------ Given data

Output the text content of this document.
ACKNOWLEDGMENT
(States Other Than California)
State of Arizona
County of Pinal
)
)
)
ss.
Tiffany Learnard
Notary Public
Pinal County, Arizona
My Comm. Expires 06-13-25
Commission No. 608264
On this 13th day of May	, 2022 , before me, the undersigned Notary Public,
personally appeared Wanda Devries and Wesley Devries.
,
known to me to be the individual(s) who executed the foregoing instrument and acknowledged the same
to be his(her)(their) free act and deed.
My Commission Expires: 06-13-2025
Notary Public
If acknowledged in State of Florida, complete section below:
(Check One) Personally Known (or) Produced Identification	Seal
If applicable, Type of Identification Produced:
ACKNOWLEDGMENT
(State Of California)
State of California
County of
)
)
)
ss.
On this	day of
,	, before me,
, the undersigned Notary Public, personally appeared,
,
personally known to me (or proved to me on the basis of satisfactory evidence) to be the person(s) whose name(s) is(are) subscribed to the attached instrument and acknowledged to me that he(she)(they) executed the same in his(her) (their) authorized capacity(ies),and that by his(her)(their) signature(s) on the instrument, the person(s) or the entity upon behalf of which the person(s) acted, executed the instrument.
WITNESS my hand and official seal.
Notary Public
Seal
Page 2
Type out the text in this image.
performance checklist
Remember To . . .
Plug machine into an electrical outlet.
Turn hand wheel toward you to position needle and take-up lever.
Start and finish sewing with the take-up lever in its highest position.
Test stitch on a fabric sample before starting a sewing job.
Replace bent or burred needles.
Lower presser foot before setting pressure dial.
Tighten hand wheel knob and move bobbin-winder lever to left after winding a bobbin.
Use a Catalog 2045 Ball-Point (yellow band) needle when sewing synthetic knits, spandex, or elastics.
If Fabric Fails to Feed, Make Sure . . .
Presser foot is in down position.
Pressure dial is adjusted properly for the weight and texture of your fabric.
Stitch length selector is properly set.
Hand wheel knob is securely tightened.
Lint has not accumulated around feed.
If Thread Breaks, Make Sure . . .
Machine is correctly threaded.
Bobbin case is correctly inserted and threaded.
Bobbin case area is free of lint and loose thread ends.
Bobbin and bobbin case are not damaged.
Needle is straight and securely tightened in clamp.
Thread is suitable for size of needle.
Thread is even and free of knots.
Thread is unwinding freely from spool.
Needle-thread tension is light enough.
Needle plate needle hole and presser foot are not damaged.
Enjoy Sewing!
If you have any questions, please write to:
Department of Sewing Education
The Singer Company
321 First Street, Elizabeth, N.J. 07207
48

------------

» **Exercise details**: Return each line that includes "their".

» **Completed exercise**:
to be his(her)(their) free act and deed.
personally known to me (or proved to me on the basis of satisfactory evidence) to be the person(s) whose name(s) is(are) subscribed to the attached instrument and acknowledged to me that he(she)(they) executed the same in his(her) (their) authorized capacity(ies),and that by his(her)(their) signature(s) on the instrument, the person(s) or the entity upon behalf of which the person(s) acted, executed the instrument.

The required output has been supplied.